Aufgabe –
Bitte entnehmen Sie dem Lesetext über Antisemitismus in der Reichswehr, in welcher Stadt die Nationalversammlung damals tagte.

Antisemitismus in der Reichswehr

July 26th, 2019

“Auf allen Gebieten sehen wir nicht Fortschritte, sondern Rückschritte. Die Reaktion erhebt ihr Haupt immer kühner, die Gegenrevolution marschiert. (…) Die Offiziere wollen das Programm, die Hohenzollern zurückzurufen, durchführen. Sie werden es nicht durchführen können, weil ihnen die Kraft fehlt. Aber inzwischen verbreiten sie das Gift im Volke. Gegen die Juden wird gehetzt in einer geradezu infamen Weise. Der Ausschuß für Volksaufklärung, die deutsche Erneuerungsgemeinde, der Deutschvölkische Bund, der Reichshammerverband verbreiten in Massen Flugblätter in der Eisenbahn, auch in Kasernen. In diesen Flugblättern wird direkt aufgefordert, ‘die Juden zu vernichten, alle zu töten, die sich gegen die göttliche Ordnung erheben’. (…) Gegen Zeitungen der Arbeiter, gegen kommunistische, gegen unabhängige Druckschriften ist man schnell bei der Hand. Daß dieselbe Tatkraft aufgeboten worden ist gegen diejenigen, die eine Pogromhetze in Szene setzen wollen, davon haben wir nichts gemerkt.”

So Hugo Haase, Fraktionsvorsitzender der USPD und noch drei Jahre zuvor Teil der SPD-Parteiführung, in der (bis September noch immer in Weimar tagenden) Nationalversammlung am 26. Juli 1919 während einer Debatte zu den jüngsten antisemitischen Vorfällen in der Armee.

Datensätze –
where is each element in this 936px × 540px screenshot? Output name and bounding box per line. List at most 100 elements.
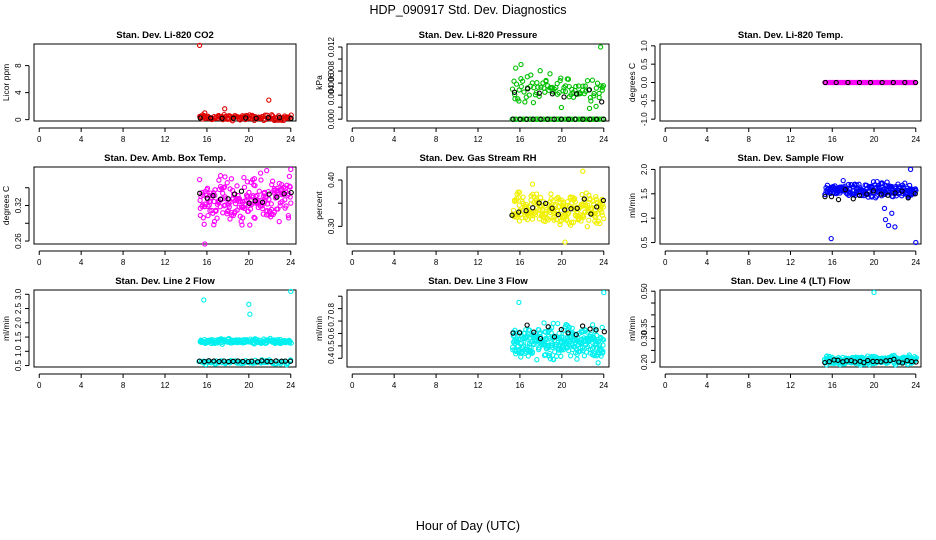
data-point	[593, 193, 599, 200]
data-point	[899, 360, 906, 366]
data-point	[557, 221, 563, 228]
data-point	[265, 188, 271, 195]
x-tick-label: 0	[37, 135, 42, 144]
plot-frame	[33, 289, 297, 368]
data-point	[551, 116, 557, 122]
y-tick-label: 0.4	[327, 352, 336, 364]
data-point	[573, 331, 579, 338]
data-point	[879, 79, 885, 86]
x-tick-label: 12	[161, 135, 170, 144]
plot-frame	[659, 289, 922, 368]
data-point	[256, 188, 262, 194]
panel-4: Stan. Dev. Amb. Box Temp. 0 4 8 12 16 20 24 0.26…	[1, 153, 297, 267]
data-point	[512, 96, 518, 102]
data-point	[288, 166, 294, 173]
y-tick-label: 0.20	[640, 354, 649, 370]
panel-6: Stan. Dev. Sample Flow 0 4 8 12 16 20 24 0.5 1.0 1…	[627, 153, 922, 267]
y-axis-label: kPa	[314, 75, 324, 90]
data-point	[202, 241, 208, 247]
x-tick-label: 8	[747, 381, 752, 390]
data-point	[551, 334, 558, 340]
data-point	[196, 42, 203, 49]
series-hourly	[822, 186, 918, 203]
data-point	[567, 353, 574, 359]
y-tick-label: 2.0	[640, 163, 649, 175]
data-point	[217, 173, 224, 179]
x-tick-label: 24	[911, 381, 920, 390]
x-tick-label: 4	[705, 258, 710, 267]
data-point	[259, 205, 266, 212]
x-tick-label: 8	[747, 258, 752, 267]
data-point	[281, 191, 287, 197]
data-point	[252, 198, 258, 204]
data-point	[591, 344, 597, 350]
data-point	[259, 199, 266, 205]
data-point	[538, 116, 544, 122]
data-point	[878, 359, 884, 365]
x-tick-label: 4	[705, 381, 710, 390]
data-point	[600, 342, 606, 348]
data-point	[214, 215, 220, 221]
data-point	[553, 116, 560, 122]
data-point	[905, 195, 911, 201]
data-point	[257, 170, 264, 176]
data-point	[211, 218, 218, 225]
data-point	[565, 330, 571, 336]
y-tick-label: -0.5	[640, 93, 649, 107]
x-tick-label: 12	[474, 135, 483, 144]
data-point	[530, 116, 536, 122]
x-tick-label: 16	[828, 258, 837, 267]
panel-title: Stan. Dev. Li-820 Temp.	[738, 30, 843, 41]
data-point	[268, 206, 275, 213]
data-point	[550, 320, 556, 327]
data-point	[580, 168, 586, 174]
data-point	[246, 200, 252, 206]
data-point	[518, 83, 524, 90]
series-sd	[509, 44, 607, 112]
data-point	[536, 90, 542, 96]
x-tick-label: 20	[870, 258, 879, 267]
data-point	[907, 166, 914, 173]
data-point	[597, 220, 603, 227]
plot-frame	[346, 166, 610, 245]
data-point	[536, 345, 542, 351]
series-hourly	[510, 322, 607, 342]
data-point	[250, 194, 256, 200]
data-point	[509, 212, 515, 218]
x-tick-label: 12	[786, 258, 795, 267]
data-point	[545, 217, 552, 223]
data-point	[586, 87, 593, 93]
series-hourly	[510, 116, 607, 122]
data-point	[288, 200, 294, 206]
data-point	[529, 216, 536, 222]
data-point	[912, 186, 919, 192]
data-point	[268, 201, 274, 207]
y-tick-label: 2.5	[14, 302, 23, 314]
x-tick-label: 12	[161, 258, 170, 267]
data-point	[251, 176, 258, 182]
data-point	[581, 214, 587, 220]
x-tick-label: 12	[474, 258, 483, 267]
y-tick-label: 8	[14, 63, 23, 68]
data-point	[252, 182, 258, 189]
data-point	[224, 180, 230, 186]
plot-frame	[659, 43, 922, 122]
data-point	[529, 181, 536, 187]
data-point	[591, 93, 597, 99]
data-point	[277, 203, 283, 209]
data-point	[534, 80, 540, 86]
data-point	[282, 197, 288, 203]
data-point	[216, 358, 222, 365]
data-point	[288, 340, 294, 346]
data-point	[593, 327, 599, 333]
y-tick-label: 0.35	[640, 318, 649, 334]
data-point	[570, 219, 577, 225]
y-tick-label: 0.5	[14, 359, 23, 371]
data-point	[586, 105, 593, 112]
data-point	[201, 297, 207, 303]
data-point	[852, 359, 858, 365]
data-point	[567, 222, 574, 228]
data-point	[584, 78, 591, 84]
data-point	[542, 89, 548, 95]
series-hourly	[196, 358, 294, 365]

==

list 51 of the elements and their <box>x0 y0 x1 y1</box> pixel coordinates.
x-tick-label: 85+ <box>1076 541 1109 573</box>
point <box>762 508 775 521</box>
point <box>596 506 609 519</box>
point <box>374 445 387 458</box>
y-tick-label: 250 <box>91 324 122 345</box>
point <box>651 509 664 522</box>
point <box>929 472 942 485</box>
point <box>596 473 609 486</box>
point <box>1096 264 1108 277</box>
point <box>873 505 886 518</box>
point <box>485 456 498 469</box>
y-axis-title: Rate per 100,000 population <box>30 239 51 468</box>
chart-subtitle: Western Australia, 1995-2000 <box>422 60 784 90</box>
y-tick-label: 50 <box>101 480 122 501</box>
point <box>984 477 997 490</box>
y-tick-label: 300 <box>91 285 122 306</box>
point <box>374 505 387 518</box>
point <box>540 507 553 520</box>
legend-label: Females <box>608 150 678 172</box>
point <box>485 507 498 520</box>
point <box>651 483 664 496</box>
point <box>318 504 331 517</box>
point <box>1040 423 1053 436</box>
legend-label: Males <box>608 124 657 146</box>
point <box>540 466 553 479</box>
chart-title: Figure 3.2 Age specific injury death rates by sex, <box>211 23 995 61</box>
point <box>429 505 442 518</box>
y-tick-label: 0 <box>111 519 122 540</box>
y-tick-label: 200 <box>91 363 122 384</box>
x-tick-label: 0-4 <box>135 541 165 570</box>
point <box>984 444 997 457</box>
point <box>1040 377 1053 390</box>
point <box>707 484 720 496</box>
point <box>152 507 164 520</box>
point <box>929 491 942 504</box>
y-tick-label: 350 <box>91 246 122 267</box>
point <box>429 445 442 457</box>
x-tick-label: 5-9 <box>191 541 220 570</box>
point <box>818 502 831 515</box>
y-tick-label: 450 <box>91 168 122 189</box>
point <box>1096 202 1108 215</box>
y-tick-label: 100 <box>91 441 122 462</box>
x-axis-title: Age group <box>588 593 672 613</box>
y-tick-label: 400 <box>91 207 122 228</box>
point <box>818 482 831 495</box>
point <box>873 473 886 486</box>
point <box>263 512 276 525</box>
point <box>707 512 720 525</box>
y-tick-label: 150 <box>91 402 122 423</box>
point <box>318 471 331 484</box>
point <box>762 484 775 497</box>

Vollständige Lösung –
In Weimar.